Text block:
━━━━

This package provides an extractor pipeline plugin that is able to execute a regular expression on a field and extract the results to separate fields. It can be used to extract values from a single log line.
For full details on the supported configuration format, please see the configuration section of this document.
The extractor plugin works by parsing incoming messages and executing a regular expression on a specified field. The capture groups from the regular expression can then optionally be converted and written to a new JSON field.
For example, given the following (partial) configuration:
fields:
- field: "message"
match: "\\[.+?\\] INFO [^:]+:(\\d+) - (.+)"
extract:
- to: "location.line"
type: "number"
- to: "log_message"
type: "string"
The regular expression given matches text that looks like [Apr 10] INFO com.foo.Bar:10 - Message
, and will capture the line and message respectively.
If this plugin then receives the following as input:
{
"message": "[Apr 10] INFO com.foo.Bar:10 - Message"
}
It will extract and convert accordingly, resulting in the following:
{
"message": "[Apr 10] INFO com.foo.Bar:10 - Message",
"log_message": "Message",
"location": {
"line": 10
}
}
From this result, it should be obvious that this plugin simply uses the captures generated by the regex configured in match
, potentially converts them to a different format, and finally writes them to the specified output field. The original input field is left untouched.
To build the library, run gradle pipeline:extractor:shadowJar
. The result will be located in build/extractor-all.jar
.
To execute the tests and linting, run gradle pipeline:extractor:check
.
To run a compiled version of the extractor plugin, simply launch it using Java:
java -jar build/extractor-all.jar [path to config]
The extractor plugin can be easily built and run using Docker.
A pre-built image is available at the Docker hub repository.
The plugin image is tagged as sergdelft/hyperion:pipeline-plugins-extractor-<version>
. Please consult the root README for the latest published version.
To run this image with extractor_config.yml
as its configuration execute:
docker run -it -rm -v ${PWD}/extractor_config.yml:/root/config.yml sergdelft/hyperion:pipeline-plugins-extractor-0.1.0
The included Dockerfile compiles and bundles the plugin. To build it, navigate to the repository root and run the following command:
docker build . -f pipeline/plugins/extractor/Dockerfile -t hyperion-extractor:latest
Once building completes, the plugin can be ran using the following command,
assuming that the configuration file is located at extractor_config.yml
:
docker run -it -rm -v ${PWD}/extractor_config.yml:/root/config.yml hyperion-extractor:latest
This plugin accepts configuration in a YAML file supplied as a command line argument. The following options are accepted:
# A list of extraction patterns that need to be applied to incoming messages. If
# a field is not present in a message, it is skipped in the processing. You can have
# any number of these field extractions configured.
fields:
-
# The name of the field to execute the regular expression on.
field: "message"

━━━━

Extracted rows:
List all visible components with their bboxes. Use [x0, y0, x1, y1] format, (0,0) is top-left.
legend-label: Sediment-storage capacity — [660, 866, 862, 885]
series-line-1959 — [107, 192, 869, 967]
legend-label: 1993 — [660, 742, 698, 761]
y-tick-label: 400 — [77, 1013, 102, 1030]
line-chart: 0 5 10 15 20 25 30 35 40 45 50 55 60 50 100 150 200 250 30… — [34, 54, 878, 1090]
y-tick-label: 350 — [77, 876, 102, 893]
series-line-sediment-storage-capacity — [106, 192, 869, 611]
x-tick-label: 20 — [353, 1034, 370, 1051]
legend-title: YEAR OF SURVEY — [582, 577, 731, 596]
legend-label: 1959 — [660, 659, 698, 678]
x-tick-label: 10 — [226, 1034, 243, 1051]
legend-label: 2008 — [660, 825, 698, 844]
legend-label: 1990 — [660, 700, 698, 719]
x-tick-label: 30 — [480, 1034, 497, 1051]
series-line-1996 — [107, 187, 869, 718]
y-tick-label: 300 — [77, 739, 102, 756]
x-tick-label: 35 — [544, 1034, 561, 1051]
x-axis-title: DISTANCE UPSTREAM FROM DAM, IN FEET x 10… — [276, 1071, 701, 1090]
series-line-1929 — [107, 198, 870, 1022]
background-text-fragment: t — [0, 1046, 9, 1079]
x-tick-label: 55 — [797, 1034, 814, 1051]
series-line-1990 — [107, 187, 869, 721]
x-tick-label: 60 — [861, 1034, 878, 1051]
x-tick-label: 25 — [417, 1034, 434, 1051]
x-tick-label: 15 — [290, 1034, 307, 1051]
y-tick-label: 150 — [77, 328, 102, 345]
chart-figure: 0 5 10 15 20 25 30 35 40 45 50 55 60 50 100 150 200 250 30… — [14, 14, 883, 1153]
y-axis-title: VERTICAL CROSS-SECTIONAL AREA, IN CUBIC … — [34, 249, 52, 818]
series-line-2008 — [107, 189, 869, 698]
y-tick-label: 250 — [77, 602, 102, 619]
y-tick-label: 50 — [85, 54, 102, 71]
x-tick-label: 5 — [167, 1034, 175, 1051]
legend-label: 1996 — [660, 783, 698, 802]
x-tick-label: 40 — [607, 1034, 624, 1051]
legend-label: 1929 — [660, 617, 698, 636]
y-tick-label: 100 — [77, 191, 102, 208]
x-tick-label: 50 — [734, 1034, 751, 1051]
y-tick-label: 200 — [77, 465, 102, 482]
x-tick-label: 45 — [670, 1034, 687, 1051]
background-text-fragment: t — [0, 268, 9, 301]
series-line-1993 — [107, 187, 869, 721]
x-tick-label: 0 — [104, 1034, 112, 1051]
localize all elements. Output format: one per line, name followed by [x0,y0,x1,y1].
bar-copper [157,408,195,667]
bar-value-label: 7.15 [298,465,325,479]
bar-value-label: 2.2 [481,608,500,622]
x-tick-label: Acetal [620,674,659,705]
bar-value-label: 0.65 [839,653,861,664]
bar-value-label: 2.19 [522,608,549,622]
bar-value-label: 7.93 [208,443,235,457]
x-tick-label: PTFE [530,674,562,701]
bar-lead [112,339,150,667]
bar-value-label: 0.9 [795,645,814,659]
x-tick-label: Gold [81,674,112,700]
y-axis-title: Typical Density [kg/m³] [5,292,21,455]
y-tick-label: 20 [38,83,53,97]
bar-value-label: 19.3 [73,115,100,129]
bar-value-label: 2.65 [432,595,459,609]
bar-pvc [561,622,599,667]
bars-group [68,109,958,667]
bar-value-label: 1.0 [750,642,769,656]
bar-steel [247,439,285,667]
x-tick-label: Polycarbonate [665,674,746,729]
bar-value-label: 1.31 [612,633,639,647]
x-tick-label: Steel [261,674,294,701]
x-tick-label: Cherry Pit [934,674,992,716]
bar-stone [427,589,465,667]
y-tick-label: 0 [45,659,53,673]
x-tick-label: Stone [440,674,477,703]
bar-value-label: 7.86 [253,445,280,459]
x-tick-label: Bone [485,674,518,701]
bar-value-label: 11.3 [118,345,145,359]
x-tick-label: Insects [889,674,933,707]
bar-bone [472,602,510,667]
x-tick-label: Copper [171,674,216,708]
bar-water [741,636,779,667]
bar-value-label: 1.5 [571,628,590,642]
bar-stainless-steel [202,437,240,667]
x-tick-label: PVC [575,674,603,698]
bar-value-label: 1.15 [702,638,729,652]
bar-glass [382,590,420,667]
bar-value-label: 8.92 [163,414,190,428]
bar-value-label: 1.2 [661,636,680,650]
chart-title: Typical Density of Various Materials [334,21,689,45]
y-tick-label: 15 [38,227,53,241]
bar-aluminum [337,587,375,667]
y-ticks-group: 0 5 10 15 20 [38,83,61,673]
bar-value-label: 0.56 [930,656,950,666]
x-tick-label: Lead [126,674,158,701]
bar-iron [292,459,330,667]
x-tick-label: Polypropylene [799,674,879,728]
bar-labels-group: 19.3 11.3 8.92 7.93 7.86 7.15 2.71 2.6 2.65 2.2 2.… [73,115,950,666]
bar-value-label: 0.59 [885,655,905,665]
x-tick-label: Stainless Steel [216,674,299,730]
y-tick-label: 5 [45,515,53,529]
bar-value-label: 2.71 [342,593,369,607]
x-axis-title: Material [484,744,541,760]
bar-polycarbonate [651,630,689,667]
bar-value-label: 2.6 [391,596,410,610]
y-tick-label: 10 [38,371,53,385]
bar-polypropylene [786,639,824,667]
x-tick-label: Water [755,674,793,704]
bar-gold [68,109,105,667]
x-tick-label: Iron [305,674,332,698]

━━━━

Problems to work on:
- a) Transcribe the part of the extractor plugin documentation between "For example, given" and "and message respectively.", inclusive.
- b) According to the extractor plugin documentation, where is the built library located after running the build command?
- c) Carry the extractor plugin documentation forward from its last line.

Per-task answers:
- a)
For example, given the following (partial) configuration:
fields:
- field: "message"
match: "\\[.+?\\] INFO [^:]+:(\\d+) - (.+)"
extract:
- to: "location.line"
type: "number"
- to: "log_message"
type: "string"
The regular expression given matches text that looks like [Apr 10] INFO com.foo.Bar:10 - Message
, and will capture the line and message respectively.

- b) build/extractor-all.jar

- c)
# The regular expression to execute on the field. Please note that
# you will need to escape backslashes as you would if this was a
# normal string literal.
match: "\\[.+?\\] INFO [^:]+:(\\d+) - (.+)"
# The list of targets for the matched groups in the regex. This is
# processed in the same order of the groups as they appear in the
# regular expression. In case there is a mismatch in size between
# the groups matched and the extract list, the smaller of the two
# is chosen.
extract:
-
# The target field for this extraction. This can be a nested
# expression delimited by dots, in which case it will automatically
# create child objects as needed.
to: "location.line"
# The type of the value to write to the field. The extractor plugin
# supports converting the extracted string value from the regular
# expression to a different format. The following types are supported:
# "string", "number", "double". If not given, defaults to "string".
type: "number"
# Add extract entries as necessary...
-
to: "message_text"
type: "string"
# Add more fields as necessary
-
field: "other_message"
# etc.
# Various settings needed for the plugin to interact with the pipeline,
# such as it's unique ID and the hostname and port of the Hyperion plugin manager.
#
# Please note that the plugin must also be able to talk to any of its previous
# and next steps in the pipeline. As such, it is recommended that all of the
# plugins are contained on a single networking setup.
pipeline:
# The host and port pair that can be used to contact the Hyperion plugin manager.
# Please note that this machine must be able to talk over TCP to the manager and
# that the manager must be aware of this plugin/aggregator.
manager-host: "manager:8000"
# The unique ID of this pipeline step that matches the configuration of the plugin
# manager. Used to identify which plugins are inputs/outputs of this step. Please
# note that the plugin will crash at launch if the plugin manager does not recognize
# this plugin ID.
plugin-id: "Extractor"
# The size of the internal buffer used for storing data that has not yet been processed
# locally. Increasing this will allow for more messages to be buffered, at the cost of
# more memory usage. Messages incoming while the buffer is full will be thrown away. If
# this happens often, consider using the load balancer plugin to shard this plugin across
# multiple instances. Defaults to 20,000.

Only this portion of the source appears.